## THE INPUT
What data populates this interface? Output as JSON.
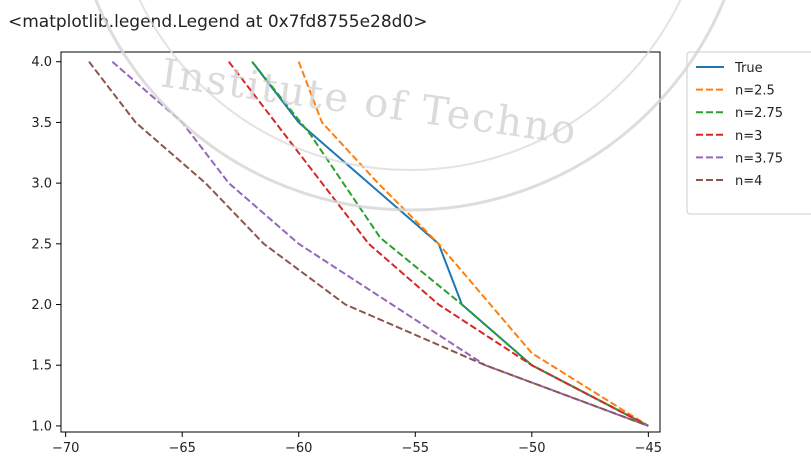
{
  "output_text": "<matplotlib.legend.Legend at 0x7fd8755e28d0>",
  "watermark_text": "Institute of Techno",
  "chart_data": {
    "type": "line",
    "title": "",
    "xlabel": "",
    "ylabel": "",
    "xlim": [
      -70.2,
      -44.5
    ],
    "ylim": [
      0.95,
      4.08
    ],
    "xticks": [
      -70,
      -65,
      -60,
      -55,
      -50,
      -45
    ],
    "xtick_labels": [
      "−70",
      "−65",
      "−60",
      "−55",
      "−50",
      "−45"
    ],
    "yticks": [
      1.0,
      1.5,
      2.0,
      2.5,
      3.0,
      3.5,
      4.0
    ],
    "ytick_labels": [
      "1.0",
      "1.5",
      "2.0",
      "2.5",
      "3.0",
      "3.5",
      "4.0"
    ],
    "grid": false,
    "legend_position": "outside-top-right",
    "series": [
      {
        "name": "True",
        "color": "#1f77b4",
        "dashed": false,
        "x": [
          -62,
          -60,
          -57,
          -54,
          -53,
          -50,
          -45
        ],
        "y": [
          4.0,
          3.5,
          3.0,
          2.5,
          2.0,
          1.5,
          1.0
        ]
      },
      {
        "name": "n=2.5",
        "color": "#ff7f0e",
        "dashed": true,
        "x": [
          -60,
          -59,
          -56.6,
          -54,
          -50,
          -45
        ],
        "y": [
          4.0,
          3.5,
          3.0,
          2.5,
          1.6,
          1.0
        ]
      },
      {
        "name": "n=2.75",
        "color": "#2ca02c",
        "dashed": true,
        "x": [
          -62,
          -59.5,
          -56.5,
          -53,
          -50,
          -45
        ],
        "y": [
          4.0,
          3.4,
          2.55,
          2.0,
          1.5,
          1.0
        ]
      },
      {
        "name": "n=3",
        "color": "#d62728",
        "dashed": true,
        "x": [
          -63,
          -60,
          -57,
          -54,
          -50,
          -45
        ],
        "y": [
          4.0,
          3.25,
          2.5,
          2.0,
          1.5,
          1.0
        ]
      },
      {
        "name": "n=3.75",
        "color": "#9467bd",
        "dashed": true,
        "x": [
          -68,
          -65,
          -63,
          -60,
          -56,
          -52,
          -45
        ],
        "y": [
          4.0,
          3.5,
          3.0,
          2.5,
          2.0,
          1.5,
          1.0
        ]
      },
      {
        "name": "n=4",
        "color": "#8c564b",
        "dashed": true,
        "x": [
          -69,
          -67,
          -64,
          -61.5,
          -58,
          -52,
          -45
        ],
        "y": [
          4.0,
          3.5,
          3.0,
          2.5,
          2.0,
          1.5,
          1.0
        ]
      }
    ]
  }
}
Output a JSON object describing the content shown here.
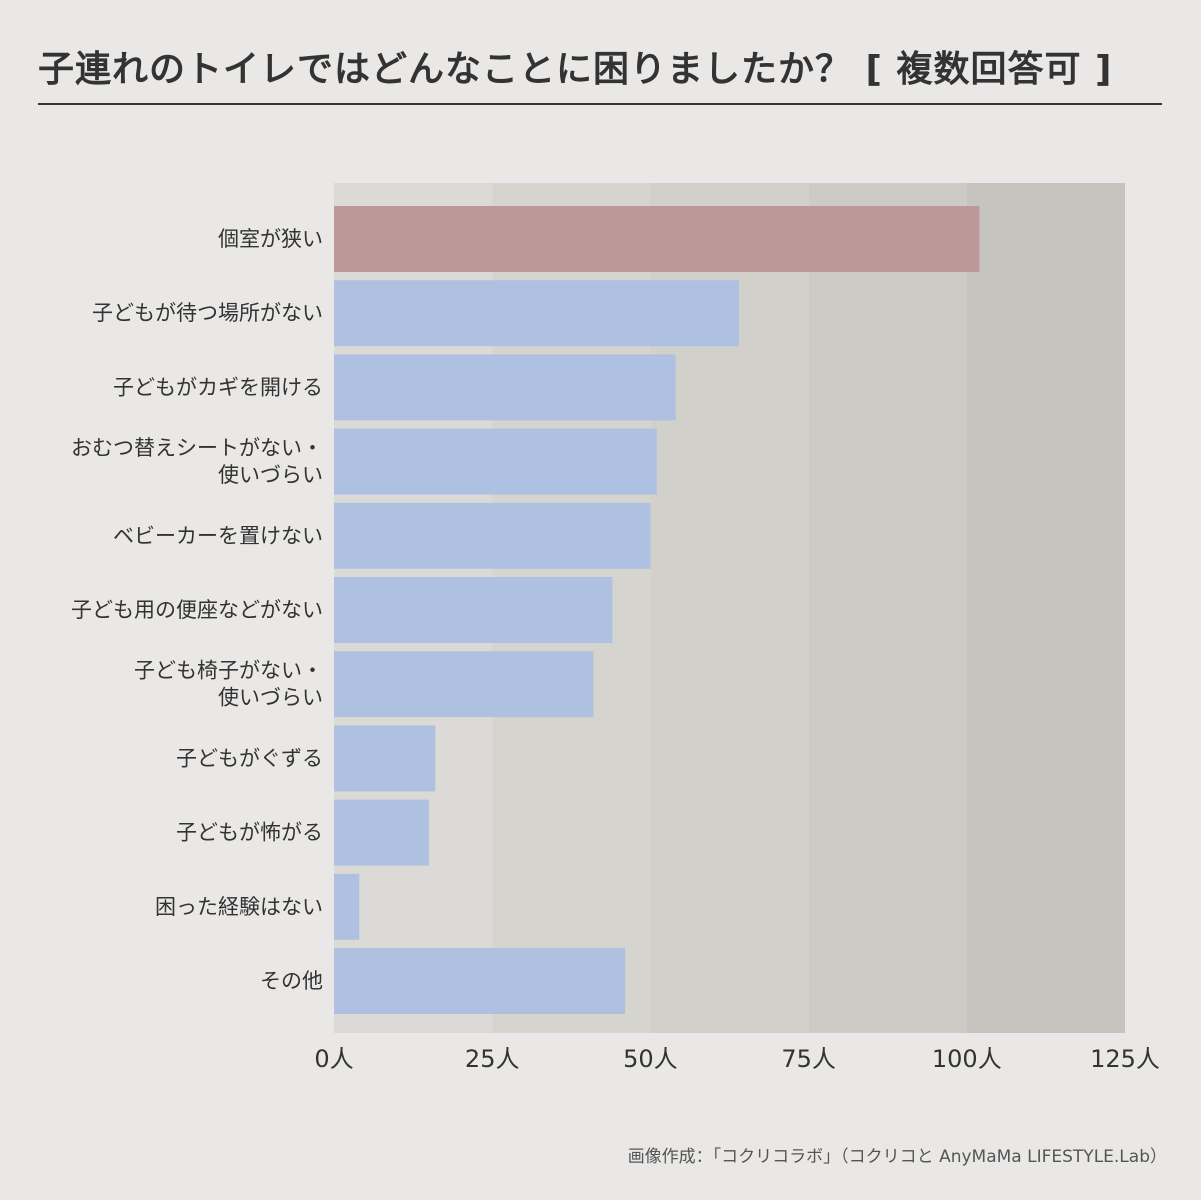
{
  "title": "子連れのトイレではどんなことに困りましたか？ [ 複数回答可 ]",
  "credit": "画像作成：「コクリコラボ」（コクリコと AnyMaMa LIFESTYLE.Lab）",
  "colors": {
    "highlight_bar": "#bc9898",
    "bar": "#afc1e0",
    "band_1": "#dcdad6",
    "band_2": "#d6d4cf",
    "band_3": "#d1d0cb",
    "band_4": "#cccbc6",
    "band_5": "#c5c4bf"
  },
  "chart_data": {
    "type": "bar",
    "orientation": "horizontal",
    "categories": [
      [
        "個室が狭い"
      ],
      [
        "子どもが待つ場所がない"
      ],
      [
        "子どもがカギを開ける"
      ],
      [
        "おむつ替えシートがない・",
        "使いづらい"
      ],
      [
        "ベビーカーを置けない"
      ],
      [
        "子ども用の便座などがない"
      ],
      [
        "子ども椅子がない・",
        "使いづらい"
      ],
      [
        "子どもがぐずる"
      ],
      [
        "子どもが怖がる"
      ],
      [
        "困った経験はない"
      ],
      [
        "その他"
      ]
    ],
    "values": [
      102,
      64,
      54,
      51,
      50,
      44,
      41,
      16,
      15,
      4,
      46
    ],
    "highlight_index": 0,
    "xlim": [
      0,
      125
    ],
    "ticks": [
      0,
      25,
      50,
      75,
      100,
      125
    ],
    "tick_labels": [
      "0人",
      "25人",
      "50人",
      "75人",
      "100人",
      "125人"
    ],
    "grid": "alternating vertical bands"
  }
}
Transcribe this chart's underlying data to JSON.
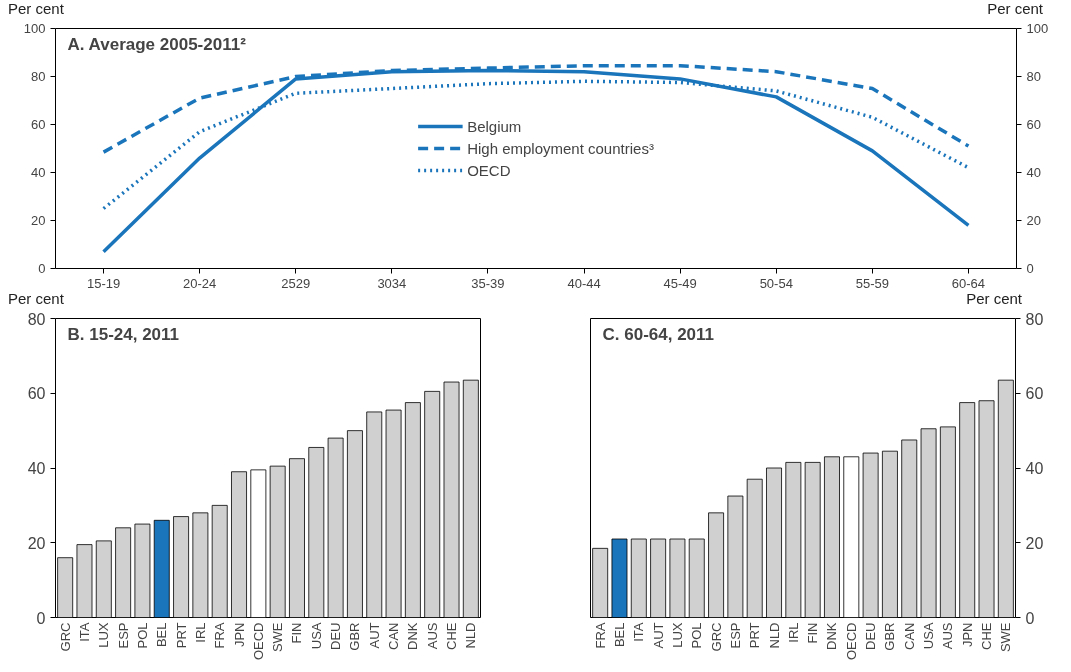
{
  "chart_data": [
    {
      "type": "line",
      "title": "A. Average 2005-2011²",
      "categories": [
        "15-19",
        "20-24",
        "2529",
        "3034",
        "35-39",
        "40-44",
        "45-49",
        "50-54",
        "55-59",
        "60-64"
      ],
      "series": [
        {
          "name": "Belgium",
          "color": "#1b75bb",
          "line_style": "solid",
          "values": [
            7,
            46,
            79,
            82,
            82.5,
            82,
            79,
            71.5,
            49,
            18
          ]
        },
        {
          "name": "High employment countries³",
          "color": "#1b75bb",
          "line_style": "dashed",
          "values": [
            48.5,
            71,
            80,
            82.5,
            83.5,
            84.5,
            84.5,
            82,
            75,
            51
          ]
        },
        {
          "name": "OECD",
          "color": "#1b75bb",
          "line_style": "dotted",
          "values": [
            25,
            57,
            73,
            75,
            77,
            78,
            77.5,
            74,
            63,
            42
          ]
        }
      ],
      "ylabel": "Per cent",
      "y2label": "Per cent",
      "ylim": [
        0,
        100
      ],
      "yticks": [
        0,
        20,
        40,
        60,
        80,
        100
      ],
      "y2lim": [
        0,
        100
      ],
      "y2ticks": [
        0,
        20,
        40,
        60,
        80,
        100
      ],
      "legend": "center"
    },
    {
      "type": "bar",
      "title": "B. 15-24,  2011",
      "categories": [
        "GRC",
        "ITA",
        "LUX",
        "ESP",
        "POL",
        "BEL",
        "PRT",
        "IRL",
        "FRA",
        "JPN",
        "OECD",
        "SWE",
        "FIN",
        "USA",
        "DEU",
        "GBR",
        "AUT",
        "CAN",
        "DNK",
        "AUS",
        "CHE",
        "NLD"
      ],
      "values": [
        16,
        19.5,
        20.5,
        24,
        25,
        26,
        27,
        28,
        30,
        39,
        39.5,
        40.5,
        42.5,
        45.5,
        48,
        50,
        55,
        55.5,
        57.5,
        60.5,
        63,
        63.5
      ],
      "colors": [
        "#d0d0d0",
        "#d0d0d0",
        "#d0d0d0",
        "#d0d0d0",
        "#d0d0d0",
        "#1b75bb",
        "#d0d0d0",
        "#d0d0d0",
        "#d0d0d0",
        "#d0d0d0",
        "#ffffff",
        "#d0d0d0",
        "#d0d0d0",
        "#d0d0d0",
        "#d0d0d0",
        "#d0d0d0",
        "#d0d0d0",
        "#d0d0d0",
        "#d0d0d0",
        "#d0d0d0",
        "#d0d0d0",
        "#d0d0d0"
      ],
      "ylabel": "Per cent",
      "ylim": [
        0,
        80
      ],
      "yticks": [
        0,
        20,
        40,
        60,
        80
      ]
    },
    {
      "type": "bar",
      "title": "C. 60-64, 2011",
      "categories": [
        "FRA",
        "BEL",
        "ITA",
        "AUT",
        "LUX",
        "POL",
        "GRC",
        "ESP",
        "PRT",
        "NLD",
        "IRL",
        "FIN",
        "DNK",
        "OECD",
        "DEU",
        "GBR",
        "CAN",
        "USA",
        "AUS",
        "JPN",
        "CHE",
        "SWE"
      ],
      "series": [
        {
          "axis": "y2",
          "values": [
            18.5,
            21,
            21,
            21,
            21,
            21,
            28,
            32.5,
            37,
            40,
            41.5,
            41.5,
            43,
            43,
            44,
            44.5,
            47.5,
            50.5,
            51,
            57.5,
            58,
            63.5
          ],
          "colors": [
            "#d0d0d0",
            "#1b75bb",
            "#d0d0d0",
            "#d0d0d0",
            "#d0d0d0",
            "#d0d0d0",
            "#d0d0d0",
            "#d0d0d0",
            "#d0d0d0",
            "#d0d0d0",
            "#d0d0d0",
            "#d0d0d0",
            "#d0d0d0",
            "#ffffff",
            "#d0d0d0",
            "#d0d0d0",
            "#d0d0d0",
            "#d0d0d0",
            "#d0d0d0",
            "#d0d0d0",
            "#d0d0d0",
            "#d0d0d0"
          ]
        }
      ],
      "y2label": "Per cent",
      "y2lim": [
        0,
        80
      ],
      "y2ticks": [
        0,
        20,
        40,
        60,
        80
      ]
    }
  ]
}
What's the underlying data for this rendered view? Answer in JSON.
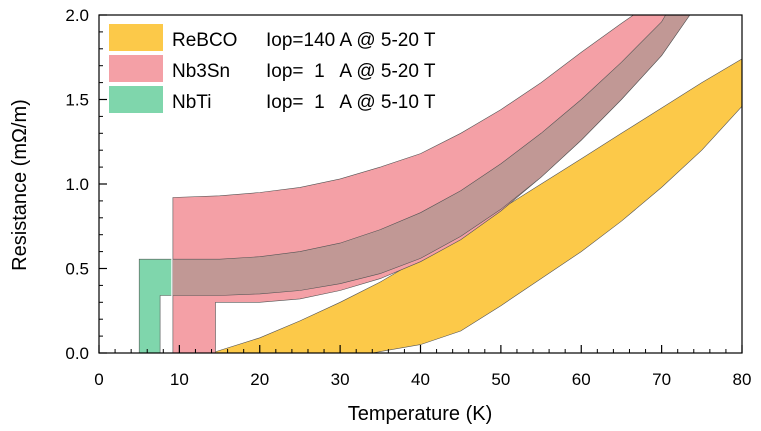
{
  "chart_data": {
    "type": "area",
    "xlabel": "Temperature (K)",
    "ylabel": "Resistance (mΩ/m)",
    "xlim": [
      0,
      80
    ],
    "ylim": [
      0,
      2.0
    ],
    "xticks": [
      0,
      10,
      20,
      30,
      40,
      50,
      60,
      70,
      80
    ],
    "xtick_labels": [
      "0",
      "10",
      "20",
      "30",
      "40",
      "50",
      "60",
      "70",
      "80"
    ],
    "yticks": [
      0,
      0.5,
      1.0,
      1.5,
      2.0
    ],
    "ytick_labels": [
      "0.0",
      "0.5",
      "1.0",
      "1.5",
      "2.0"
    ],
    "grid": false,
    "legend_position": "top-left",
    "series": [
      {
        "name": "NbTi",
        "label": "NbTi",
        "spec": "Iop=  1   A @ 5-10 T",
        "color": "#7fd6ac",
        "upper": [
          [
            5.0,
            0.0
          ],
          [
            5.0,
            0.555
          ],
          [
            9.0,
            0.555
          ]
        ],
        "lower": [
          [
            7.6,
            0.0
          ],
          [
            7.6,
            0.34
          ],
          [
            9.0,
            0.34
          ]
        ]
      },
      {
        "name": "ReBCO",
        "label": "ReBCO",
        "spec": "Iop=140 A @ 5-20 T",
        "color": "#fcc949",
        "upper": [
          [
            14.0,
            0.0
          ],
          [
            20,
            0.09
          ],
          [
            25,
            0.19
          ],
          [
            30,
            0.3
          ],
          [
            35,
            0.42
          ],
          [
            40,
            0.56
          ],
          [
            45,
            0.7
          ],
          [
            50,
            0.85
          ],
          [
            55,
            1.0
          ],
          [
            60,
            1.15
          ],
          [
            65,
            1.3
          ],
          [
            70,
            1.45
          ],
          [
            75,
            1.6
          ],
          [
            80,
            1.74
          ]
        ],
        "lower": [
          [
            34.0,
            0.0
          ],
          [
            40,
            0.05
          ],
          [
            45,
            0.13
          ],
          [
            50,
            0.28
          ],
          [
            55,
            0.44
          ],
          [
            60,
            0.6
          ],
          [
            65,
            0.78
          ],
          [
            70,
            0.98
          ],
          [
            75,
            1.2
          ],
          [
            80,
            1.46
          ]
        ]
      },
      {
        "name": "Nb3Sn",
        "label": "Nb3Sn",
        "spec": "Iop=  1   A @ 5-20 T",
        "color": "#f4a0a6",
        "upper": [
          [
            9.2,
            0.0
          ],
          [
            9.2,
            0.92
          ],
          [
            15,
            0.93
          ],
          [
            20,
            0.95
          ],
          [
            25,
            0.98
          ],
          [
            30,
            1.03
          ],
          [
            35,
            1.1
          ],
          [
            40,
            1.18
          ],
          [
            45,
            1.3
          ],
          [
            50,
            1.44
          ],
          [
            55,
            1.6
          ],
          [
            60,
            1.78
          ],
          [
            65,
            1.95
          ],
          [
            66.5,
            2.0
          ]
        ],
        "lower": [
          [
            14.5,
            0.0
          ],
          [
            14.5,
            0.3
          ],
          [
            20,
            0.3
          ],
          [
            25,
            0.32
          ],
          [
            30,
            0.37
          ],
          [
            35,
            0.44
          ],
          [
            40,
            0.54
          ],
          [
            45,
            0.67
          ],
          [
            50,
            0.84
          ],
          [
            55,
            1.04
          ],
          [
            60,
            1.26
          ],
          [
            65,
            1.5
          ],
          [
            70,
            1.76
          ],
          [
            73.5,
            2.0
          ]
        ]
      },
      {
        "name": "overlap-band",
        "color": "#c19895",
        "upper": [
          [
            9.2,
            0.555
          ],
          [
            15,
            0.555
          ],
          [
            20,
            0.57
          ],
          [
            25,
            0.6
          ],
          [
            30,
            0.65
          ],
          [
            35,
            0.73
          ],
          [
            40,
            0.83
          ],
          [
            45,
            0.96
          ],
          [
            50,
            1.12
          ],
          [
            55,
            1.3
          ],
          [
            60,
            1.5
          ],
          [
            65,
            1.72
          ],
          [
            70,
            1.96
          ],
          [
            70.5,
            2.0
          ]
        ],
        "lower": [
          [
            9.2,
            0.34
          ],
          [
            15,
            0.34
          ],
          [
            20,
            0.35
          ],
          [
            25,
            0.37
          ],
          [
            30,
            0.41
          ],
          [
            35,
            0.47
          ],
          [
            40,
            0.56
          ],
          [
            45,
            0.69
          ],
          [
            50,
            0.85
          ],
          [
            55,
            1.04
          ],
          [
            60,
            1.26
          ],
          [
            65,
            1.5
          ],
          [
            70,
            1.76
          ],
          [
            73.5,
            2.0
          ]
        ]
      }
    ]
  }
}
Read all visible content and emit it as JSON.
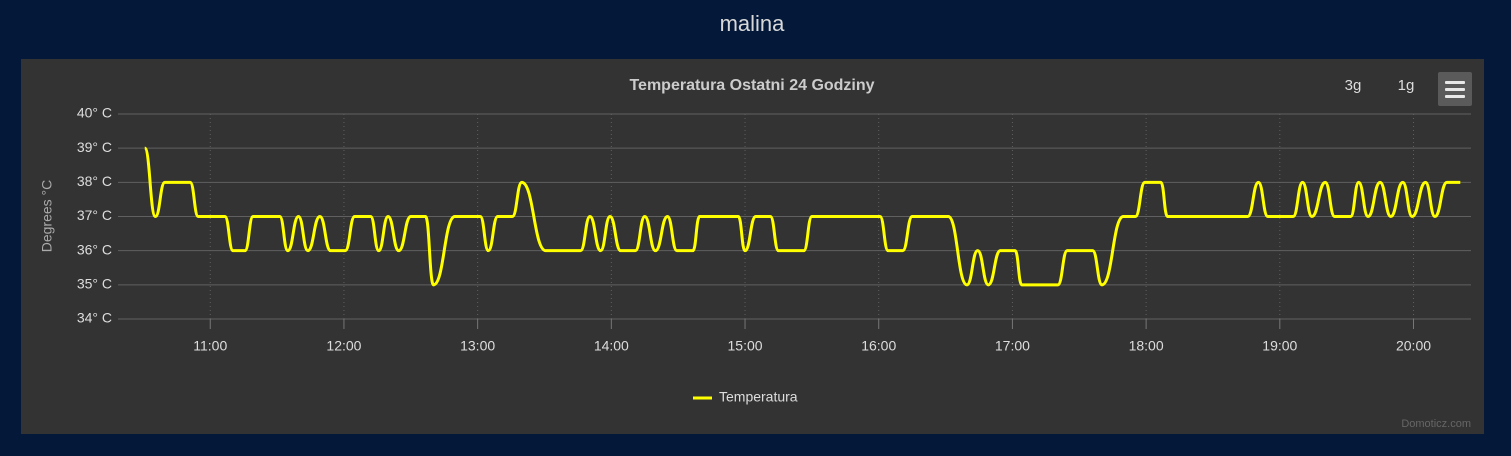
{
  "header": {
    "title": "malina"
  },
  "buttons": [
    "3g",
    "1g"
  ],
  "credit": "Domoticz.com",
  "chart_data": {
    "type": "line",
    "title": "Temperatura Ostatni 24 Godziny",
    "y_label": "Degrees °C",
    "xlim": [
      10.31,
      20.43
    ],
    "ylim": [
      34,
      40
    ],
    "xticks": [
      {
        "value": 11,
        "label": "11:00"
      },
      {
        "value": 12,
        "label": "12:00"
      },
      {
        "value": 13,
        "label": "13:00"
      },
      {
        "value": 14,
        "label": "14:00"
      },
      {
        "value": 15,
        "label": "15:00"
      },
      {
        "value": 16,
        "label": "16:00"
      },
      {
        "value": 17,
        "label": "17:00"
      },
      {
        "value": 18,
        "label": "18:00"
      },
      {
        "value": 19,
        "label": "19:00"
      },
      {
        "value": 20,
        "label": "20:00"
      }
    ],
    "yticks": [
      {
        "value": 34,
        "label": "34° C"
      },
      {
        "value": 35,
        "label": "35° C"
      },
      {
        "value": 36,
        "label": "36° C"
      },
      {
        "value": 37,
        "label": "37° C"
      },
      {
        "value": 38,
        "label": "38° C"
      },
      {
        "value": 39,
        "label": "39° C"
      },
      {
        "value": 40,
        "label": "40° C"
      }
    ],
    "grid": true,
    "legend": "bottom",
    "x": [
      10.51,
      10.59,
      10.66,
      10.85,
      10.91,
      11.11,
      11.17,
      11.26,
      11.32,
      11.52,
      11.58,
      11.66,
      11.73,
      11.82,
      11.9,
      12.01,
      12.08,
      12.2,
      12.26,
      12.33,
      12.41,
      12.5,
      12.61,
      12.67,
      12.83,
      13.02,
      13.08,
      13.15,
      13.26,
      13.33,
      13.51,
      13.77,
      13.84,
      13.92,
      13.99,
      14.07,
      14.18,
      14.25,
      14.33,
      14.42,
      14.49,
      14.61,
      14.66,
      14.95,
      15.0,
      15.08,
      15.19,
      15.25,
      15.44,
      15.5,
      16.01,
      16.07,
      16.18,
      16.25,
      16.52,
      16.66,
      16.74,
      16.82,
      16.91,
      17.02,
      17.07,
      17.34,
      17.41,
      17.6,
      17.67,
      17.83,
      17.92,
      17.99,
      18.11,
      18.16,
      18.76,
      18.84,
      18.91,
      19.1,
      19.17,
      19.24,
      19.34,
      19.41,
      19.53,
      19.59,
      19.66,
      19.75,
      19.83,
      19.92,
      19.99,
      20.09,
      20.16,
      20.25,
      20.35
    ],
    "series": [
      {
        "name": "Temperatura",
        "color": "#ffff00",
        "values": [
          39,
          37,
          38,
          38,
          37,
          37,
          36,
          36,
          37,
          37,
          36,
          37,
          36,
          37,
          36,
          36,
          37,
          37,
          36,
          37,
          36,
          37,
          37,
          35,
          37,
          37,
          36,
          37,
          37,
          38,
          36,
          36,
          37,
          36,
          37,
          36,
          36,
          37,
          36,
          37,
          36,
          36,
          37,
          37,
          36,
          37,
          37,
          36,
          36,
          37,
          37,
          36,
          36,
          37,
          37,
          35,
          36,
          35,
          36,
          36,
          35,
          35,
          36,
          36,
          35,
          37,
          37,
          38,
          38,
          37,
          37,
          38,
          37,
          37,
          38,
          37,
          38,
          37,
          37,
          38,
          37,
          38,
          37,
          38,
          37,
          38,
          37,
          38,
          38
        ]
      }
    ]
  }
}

## BRIEF
Pull out every line in the material above where "credit" occurs.

## WRITTEN ANSWER
  "credit": "画像作成：「コクリコラボ」（コクリコと AnyMaMa LIFESTYLE.Lab）",
  "credit": "Domoticz.com",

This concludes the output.